# Instructions to follow
Extract every line that contains the word "отдельных".
** START Data section **
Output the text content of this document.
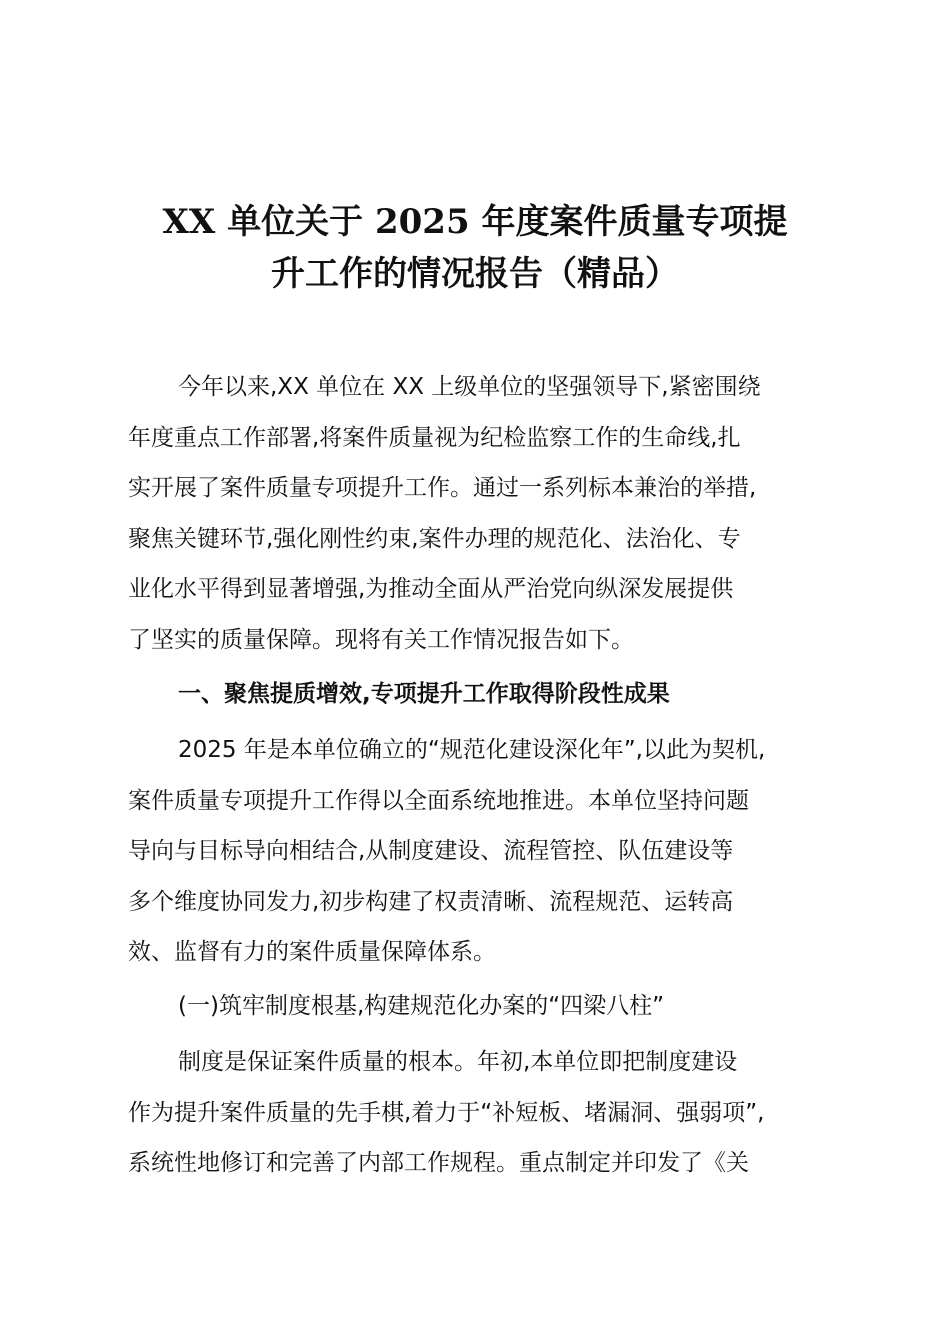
XX 单位关于 2025 年度案件质量专项提
升工作的情况报告（精品）
今年以来,XX 单位在 XX 上级单位的坚强领导下,紧密围绕
年度重点工作部署,将案件质量视为纪检监察工作的生命线,扎
实开展了案件质量专项提升工作。通过一系列标本兼治的举措,
聚焦关键环节,强化刚性约束,案件办理的规范化、法治化、专
业化水平得到显著增强,为推动全面从严治党向纵深发展提供
了坚实的质量保障。现将有关工作情况报告如下。
一、聚焦提质增效,专项提升工作取得阶段性成果
2025 年是本单位确立的“规范化建设深化年”,以此为契机,
案件质量专项提升工作得以全面系统地推进。本单位坚持问题
导向与目标导向相结合,从制度建设、流程管控、队伍建设等
多个维度协同发力,初步构建了权责清晰、流程规范、运转高
效、监督有力的案件质量保障体系。
(一)筑牢制度根基,构建规范化办案的“四梁八柱”
制度是保证案件质量的根本。年初,本单位即把制度建设
作为提升案件质量的先手棋,着力于“补短板、堵漏洞、强弱项”,
系统性地修订和完善了内部工作规程。重点制定并印发了《关
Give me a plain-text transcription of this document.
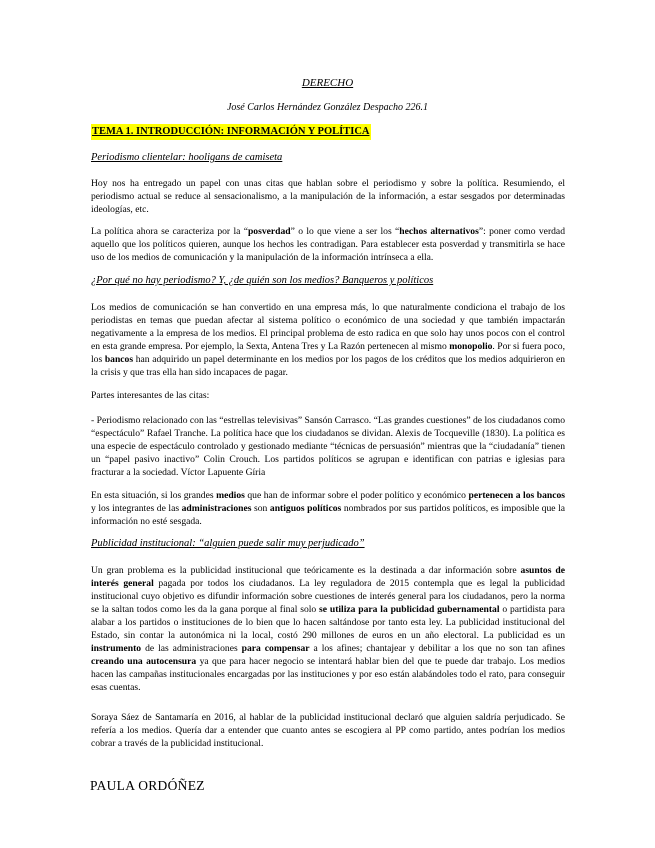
DERECHO
José Carlos Hernández González Despacho 226.1
TEMA 1. INTRODUCCIÓN: INFORMACIÓN Y POLÍTICA
Periodismo clientelar: hooligans de camiseta

Hoy nos ha entregado un papel con unas citas que hablan sobre el periodismo y sobre la política. Resumiendo, el periodismo actual se reduce al sensacionalismo, a la manipulación de la información, a estar sesgados por determinadas ideologías, etc.

La política ahora se caracteriza por la “posverdad” o lo que viene a ser los “hechos alternativos”: poner como verdad aquello que los políticos quieren, aunque los hechos les contradigan. Para establecer esta posverdad y transmitirla se hace uso de los medios de comunicación y la manipulación de la información intrínseca a ella.

¿Por qué no hay periodismo? Y, ¿de quién son los medios? Banqueros y políticos

Los medios de comunicación se han convertido en una empresa más, lo que naturalmente condiciona el trabajo de los periodistas en temas que puedan afectar al sistema político o económico de una sociedad y que también impactarán negativamente a la empresa de los medios. El principal problema de esto radica en que solo hay unos pocos con el control en esta grande empresa. Por ejemplo, la Sexta, Antena Tres y La Razón pertenecen al mismo monopolio. Por si fuera poco, los bancos han adquirido un papel determinante en los medios por los pagos de los créditos que los medios adquirieron en la crisis y que tras ella han sido incapaces de pagar.

Partes interesantes de las citas:

- Periodismo relacionado con las “estrellas televisivas” Sansón Carrasco. “Las grandes cuestiones” de los ciudadanos como “espectáculo” Rafael Tranche. La política hace que los ciudadanos se dividan. Alexis de Tocqueville (1830). La política es una especie de espectáculo controlado y gestionado mediante “técnicas de persuasión” mientras que la “ciudadanía” tienen un “papel pasivo inactivo” Colin Crouch. Los partidos políticos se agrupan e identifican con patrias e iglesias para fracturar a la sociedad. Víctor Lapuente Gíria

En esta situación, si los grandes medios que han de informar sobre el poder político y económico pertenecen a los bancos y los integrantes de las administraciones son antiguos políticos nombrados por sus partidos políticos, es imposible que la información no esté sesgada.

Publicidad institucional: “alguien puede salir muy perjudicado”

Un gran problema es la publicidad institucional que teóricamente es la destinada a dar información sobre asuntos de interés general pagada por todos los ciudadanos. La ley reguladora de 2015 contempla que es legal la publicidad institucional cuyo objetivo es difundir información sobre cuestiones de interés general para los ciudadanos, pero la norma se la saltan todos como les da la gana porque al final solo se utiliza para la publicidad gubernamental o partidista para alabar a los partidos o instituciones de lo bien que lo hacen saltándose por tanto esta ley. La publicidad institucional del Estado, sin contar la autonómica ni la local, costó 290 millones de euros en un año electoral. La publicidad es un instrumento de las administraciones para compensar a los afines; chantajear y debilitar a los que no son tan afines creando una autocensura ya que para hacer negocio se intentará hablar bien del que te puede dar trabajo. Los medios hacen las campañas institucionales encargadas por las instituciones y por eso están alabándoles todo el rato, para conseguir esas cuentas.

Soraya Sáez de Santamaría en 2016, al hablar de la publicidad institucional declaró que alguien saldría perjudicado. Se refería a los medios. Quería dar a entender que cuanto antes se escogiera al PP como partido, antes podrían los medios cobrar a través de la publicidad institucional.

PAULA ORDÓÑEZ
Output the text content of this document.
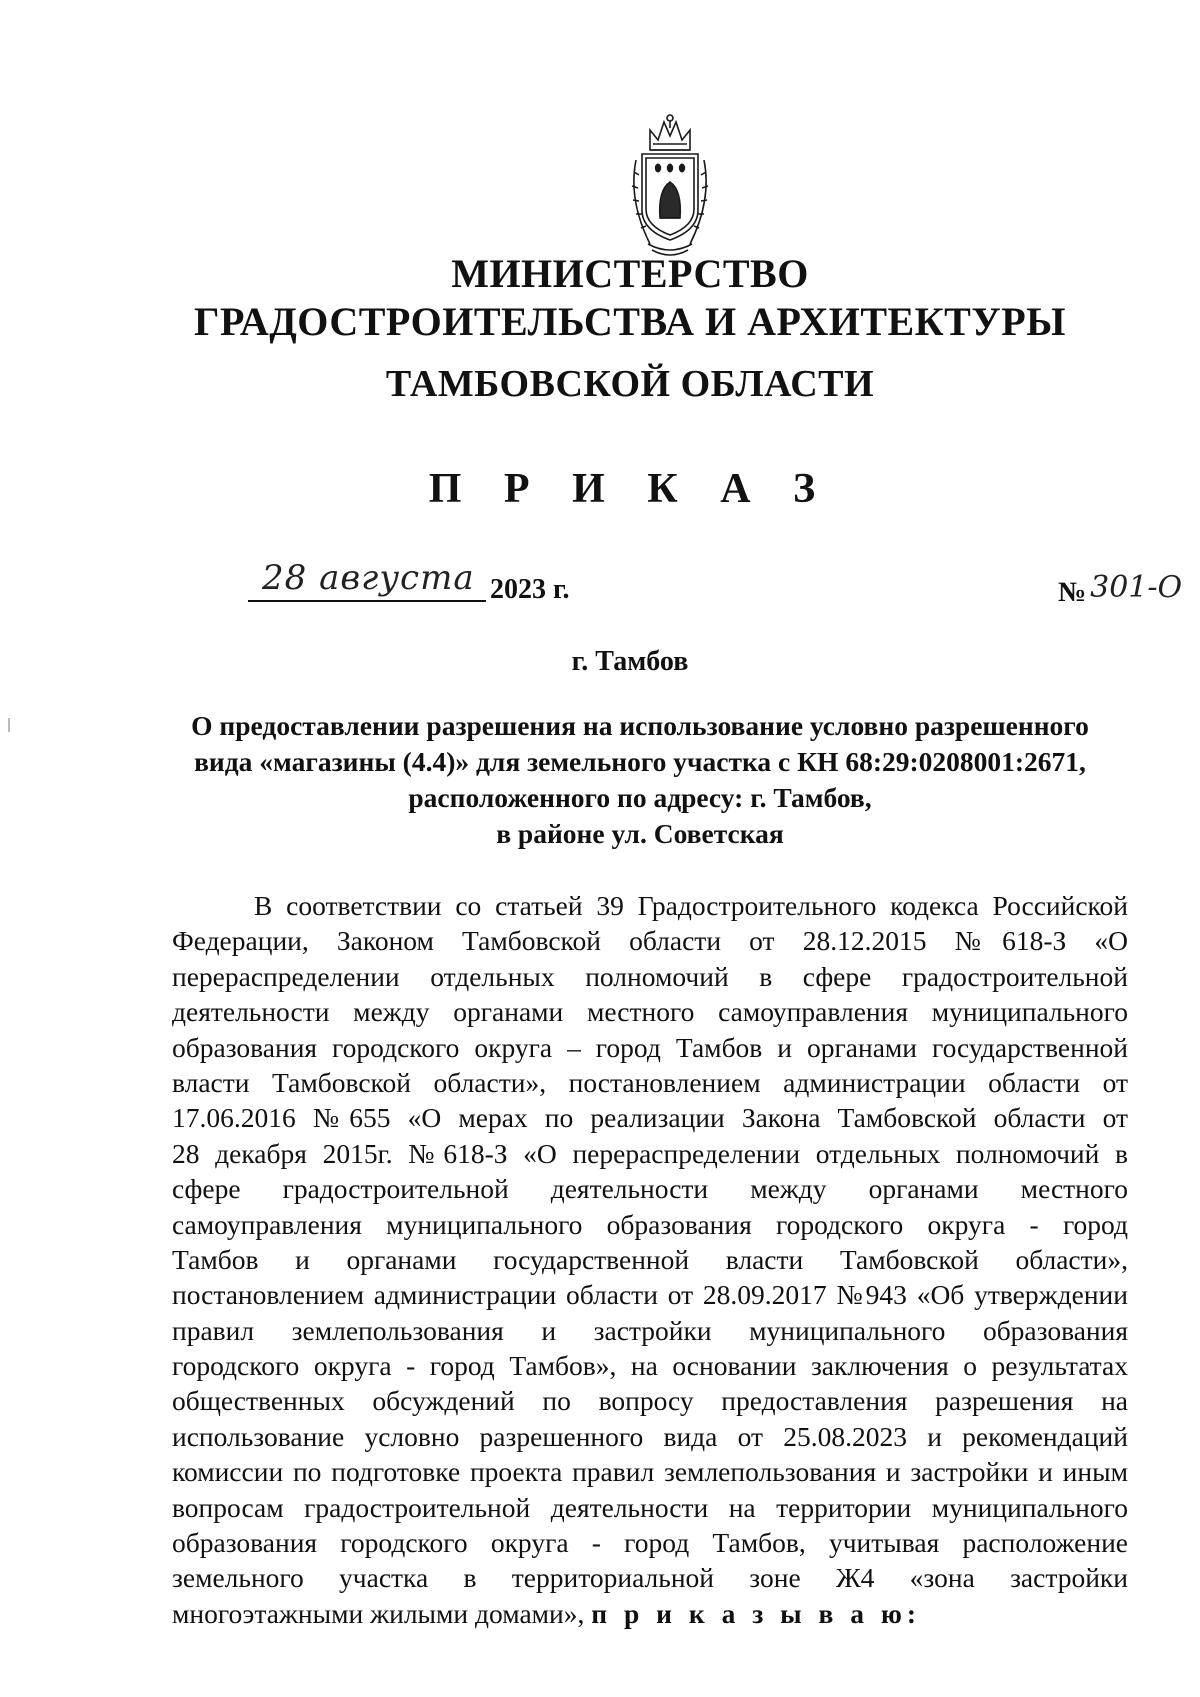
МИНИСТЕРСТВО
ГРАДОСТРОИТЕЛЬСТВА И АРХИТЕКТУРЫ
ТАМБОВСКОЙ ОБЛАСТИ
П Р И К А З
28 августа 2023 г.	№ 301-О
г. Тамбов
О предоставлении разрешения на использование условно разрешенного
вида «магазины (4.4)» для земельного участка с КН 68:29:0208001:2671,
расположенного по адресу: г. Тамбов,
в районе ул. Советская
В соответствии со статьей 39 Градостроительного кодекса Российской
Федерации, Законом Тамбовской области от 28.12.2015 №618-З «О
перераспределении отдельных полномочий в сфере градостроительной
деятельности между органами местного самоуправления муниципального
образования городского округа – город Тамбов и органами государственной
власти Тамбовской области», постановлением администрации области от
17.06.2016 №655 «О мерах по реализации Закона Тамбовской области от
28 декабря 2015г. №618-З «О перераспределении отдельных полномочий в
сфере градостроительной деятельности между органами местного
самоуправления муниципального образования городского округа - город
Тамбов и органами государственной власти Тамбовской области»,
постановлением администрации области от 28.09.2017 №943 «Об утверждении
правил землепользования и застройки муниципального образования
городского округа - город Тамбов», на основании заключения о результатах
общественных обсуждений по вопросу предоставления разрешения на
использование условно разрешенного вида от 25.08.2023 и рекомендаций
комиссии по подготовке проекта правил землепользования и застройки и иным
вопросам градостроительной деятельности на территории муниципального
образования городского округа - город Тамбов, учитывая расположение
земельного участка в территориальной зоне Ж4 «зона застройки
многоэтажными жилыми домами», п р и к а з ы в а ю:
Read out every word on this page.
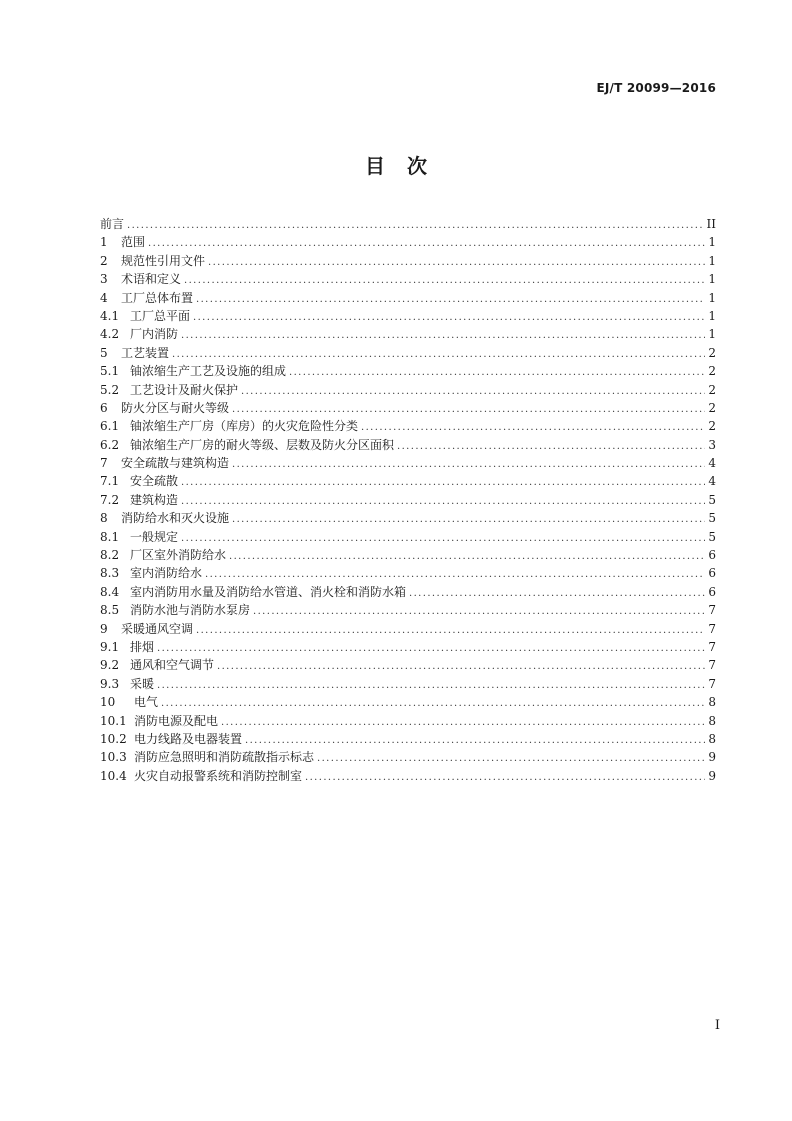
EJ/T 20099—2016
目次
前言 .....	II
1	范围 .....	1
2	规范性引用文件 .....	1
3	术语和定义 .....	1
4	工厂总体布置 .....	1
4.1 工厂总平面 .....	1
4.2 厂内消防 .....	1
5	工艺装置 .....	2
5.1 铀浓缩生产工艺及设施的组成 .....	2
5.2 工艺设计及耐火保护 .....	2
6	防火分区与耐火等级 .....	2
6.1 铀浓缩生产厂房（库房）的火灾危险性分类 .....	2
6.2 铀浓缩生产厂房的耐火等级、层数及防火分区面积 .....	3
7	安全疏散与建筑构造 .....	4
7.1 安全疏散 .....	4
7.2 建筑构造 .....	5
8	消防给水和灭火设施 .....	5
8.1 一般规定 .....	5
8.2 厂区室外消防给水 .....	6
8.3 室内消防给水 .....	6
8.4 室内消防用水量及消防给水管道、消火栓和消防水箱 .....	6
8.5 消防水池与消防水泵房 .....	7
9	采暖通风空调 .....	7
9.1 排烟 .....	7
9.2 通风和空气调节 .....	7
9.3 采暖 .....	7
10	电气 .....	8
10.1 消防电源及配电 .....	8
10.2 电力线路及电器装置 .....	8
10.3 消防应急照明和消防疏散指示标志 .....	9
10.4 火灾自动报警系统和消防控制室 .....	9
I
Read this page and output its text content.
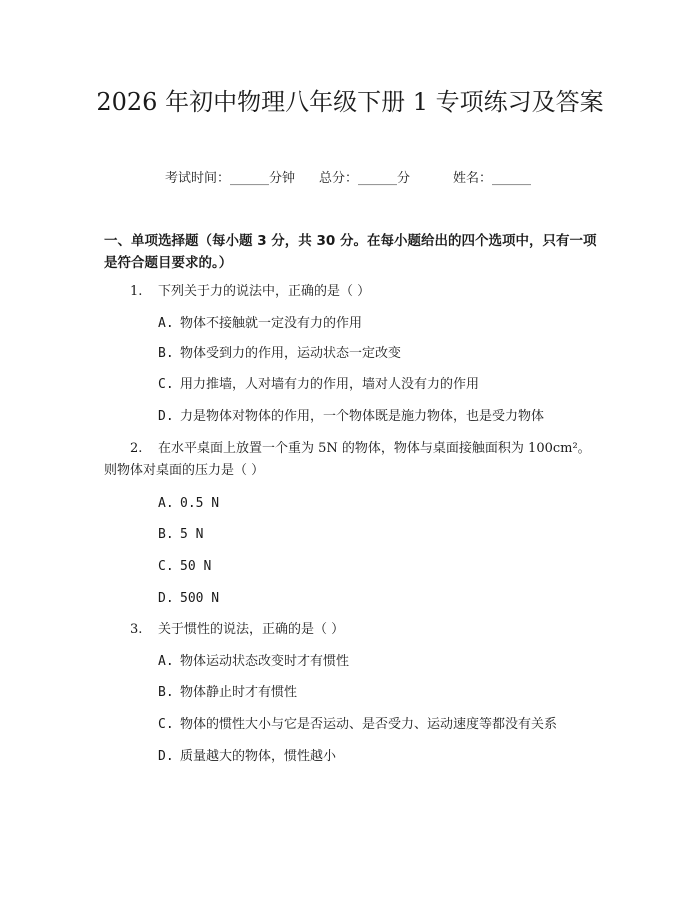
2026 年初中物理八年级下册 1 专项练习及答案
考试时间：______分钟 总分：______分	姓名：______
一、单项选择题（每小题 3 分，共 30 分。在每小题给出的四个选项中，只有一项是符合题目要求的。）
1. 下列关于力的说法中，正确的是（ ）
A. 物体不接触就一定没有力的作用
B. 物体受到力的作用，运动状态一定改变
C. 用力推墙，人对墙有力的作用，墙对人没有力的作用
D. 力是物体对物体的作用，一个物体既是施力物体，也是受力物体
2. 在水平桌面上放置一个重为 5N 的物体，物体与桌面接触面积为 100cm²。
则物体对桌面的压力是（ ）
A. 0.5 N
B. 5 N
C. 50 N
D. 500 N
3. 关于惯性的说法，正确的是（ ）
A. 物体运动状态改变时才有惯性
B. 物体静止时才有惯性
C. 物体的惯性大小与它是否运动、是否受力、运动速度等都没有关系
D. 质量越大的物体，惯性越小
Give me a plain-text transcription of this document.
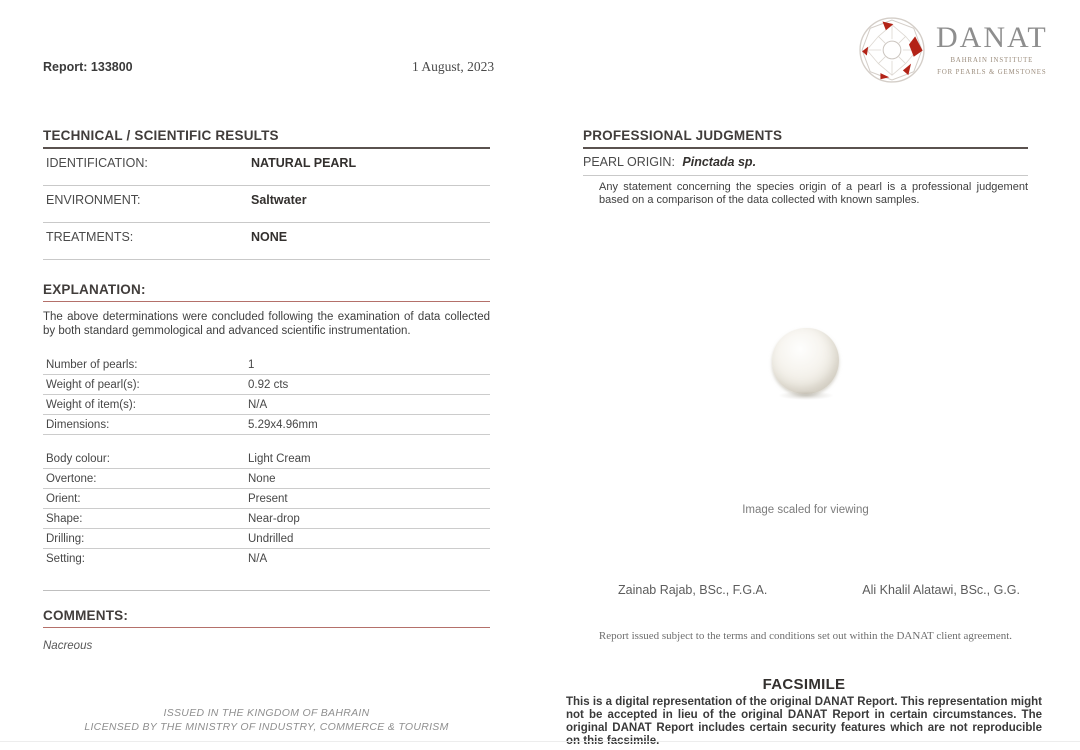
Report: 133800	1 August, 2023
DANAT
BAHRAIN INSTITUTE
FOR PEARLS & GEMSTONES
TECHNICAL / SCIENTIFIC RESULTS
IDENTIFICATION:	NATURAL PEARL
ENVIRONMENT:	Saltwater
TREATMENTS:	NONE
EXPLANATION:
The above determinations were concluded following the examination of data collected by both standard gemmological and advanced scientific instrumentation.
Number of pearls:	1
Weight of pearl(s):	0.92 cts
Weight of item(s):	N/A
Dimensions:	5.29x4.96mm
Body colour:	Light Cream
Overtone:	None
Orient:	Present
Shape:	Near-drop
Drilling:	Undrilled
Setting:	N/A
COMMENTS:
Nacreous
PROFESSIONAL JUDGMENTS
PEARL ORIGIN: Pinctada sp.
Any statement concerning the species origin of a pearl is a professional judgement based on a comparison of the data collected with known samples.
Image scaled for viewing
Zainab Rajab, BSc., F.G.A.	Ali Khalil Alatawi, BSc., G.G.
Report issued subject to the terms and conditions set out within the DANAT client agreement.
FACSIMILE
This is a digital representation of the original DANAT Report. This representation might not be accepted in lieu of the original DANAT Report in certain circumstances. The original DANAT Report includes certain security features which are not reproducible on this facsimile.
ISSUED IN THE KINGDOM OF BAHRAIN
LICENSED BY THE MINISTRY OF INDUSTRY, COMMERCE & TOURISM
** END Data section **
# Output of the exercise
перераспределении отдельных полномочий в сфере градостроительной
28 декабря 2015г. №618-З «О перераспределении отдельных полномочий в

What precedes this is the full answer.